### DATA TO PROCESS
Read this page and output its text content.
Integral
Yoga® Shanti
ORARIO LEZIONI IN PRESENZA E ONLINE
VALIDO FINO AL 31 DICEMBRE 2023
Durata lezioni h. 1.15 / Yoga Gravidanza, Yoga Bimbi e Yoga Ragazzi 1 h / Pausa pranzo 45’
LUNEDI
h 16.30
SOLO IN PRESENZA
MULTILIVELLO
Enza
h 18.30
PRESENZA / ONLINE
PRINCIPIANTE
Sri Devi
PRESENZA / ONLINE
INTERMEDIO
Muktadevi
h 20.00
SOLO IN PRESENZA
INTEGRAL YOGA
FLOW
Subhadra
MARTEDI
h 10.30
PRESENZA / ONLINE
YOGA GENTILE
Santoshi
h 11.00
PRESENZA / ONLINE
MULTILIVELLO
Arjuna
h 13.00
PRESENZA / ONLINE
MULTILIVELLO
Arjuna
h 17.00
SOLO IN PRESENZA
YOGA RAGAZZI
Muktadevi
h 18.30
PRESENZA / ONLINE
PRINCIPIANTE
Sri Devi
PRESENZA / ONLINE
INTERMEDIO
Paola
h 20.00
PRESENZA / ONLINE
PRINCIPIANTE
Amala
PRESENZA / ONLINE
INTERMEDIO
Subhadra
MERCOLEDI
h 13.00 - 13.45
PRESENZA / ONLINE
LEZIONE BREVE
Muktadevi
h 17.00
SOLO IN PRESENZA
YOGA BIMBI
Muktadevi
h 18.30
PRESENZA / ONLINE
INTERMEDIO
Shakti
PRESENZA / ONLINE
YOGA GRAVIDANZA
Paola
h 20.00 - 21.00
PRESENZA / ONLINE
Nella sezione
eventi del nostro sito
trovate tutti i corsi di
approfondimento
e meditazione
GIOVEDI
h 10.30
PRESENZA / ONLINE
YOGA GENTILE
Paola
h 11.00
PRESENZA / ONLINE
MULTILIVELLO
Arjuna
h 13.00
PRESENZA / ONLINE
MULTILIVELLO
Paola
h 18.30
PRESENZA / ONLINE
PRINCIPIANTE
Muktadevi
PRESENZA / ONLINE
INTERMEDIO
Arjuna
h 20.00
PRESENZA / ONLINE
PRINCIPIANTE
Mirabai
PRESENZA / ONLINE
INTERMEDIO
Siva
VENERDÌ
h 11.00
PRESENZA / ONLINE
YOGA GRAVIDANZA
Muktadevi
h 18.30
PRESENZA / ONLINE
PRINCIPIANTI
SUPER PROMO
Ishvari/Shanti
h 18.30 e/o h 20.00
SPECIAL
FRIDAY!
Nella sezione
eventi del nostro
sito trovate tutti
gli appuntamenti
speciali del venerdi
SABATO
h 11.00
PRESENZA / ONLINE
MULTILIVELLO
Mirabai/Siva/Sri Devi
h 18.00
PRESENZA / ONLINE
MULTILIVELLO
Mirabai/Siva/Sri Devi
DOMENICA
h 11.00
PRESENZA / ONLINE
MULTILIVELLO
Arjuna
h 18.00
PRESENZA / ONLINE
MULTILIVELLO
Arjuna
######
▶ [EXERCISE GOAL]: Repeat the material above in full, quoting it exactly.

▶ [TASK OUTPUT]:
Read this page and output its text content.
Integral
Yoga® Shanti
ORARIO LEZIONI IN PRESENZA E ONLINE
VALIDO FINO AL 31 DICEMBRE 2023
Durata lezioni h. 1.15 / Yoga Gravidanza, Yoga Bimbi e Yoga Ragazzi 1 h / Pausa pranzo 45’
LUNEDI
h 16.30
SOLO IN PRESENZA
MULTILIVELLO
Enza
h 18.30
PRESENZA / ONLINE
PRINCIPIANTE
Sri Devi
PRESENZA / ONLINE
INTERMEDIO
Muktadevi
h 20.00
SOLO IN PRESENZA
INTEGRAL YOGA
FLOW
Subhadra
MARTEDI
h 10.30
PRESENZA / ONLINE
YOGA GENTILE
Santoshi
h 11.00
PRESENZA / ONLINE
MULTILIVELLO
Arjuna
h 13.00
PRESENZA / ONLINE
MULTILIVELLO
Arjuna
h 17.00
SOLO IN PRESENZA
YOGA RAGAZZI
Muktadevi
h 18.30
PRESENZA / ONLINE
PRINCIPIANTE
Sri Devi
PRESENZA / ONLINE
INTERMEDIO
Paola
h 20.00
PRESENZA / ONLINE
PRINCIPIANTE
Amala
PRESENZA / ONLINE
INTERMEDIO
Subhadra
MERCOLEDI
h 13.00 - 13.45
PRESENZA / ONLINE
LEZIONE BREVE
Muktadevi
h 17.00
SOLO IN PRESENZA
YOGA BIMBI
Muktadevi
h 18.30
PRESENZA / ONLINE
INTERMEDIO
Shakti
PRESENZA / ONLINE
YOGA GRAVIDANZA
Paola
h 20.00 - 21.00
PRESENZA / ONLINE
Nella sezione
eventi del nostro sito
trovate tutti i corsi di
approfondimento
e meditazione
GIOVEDI
h 10.30
PRESENZA / ONLINE
YOGA GENTILE
Paola
h 11.00
PRESENZA / ONLINE
MULTILIVELLO
Arjuna
h 13.00
PRESENZA / ONLINE
MULTILIVELLO
Paola
h 18.30
PRESENZA / ONLINE
PRINCIPIANTE
Muktadevi
PRESENZA / ONLINE
INTERMEDIO
Arjuna
h 20.00
PRESENZA / ONLINE
PRINCIPIANTE
Mirabai
PRESENZA / ONLINE
INTERMEDIO
Siva
VENERDÌ
h 11.00
PRESENZA / ONLINE
YOGA GRAVIDANZA
Muktadevi
h 18.30
PRESENZA / ONLINE
PRINCIPIANTI
SUPER PROMO
Ishvari/Shanti
h 18.30 e/o h 20.00
SPECIAL
FRIDAY!
Nella sezione
eventi del nostro
sito trovate tutti
gli appuntamenti
speciali del venerdi
SABATO
h 11.00
PRESENZA / ONLINE
MULTILIVELLO
Mirabai/Siva/Sri Devi
h 18.00
PRESENZA / ONLINE
MULTILIVELLO
Mirabai/Siva/Sri Devi
DOMENICA
h 11.00
PRESENZA / ONLINE
MULTILIVELLO
Arjuna
h 18.00
PRESENZA / ONLINE
MULTILIVELLO
Arjuna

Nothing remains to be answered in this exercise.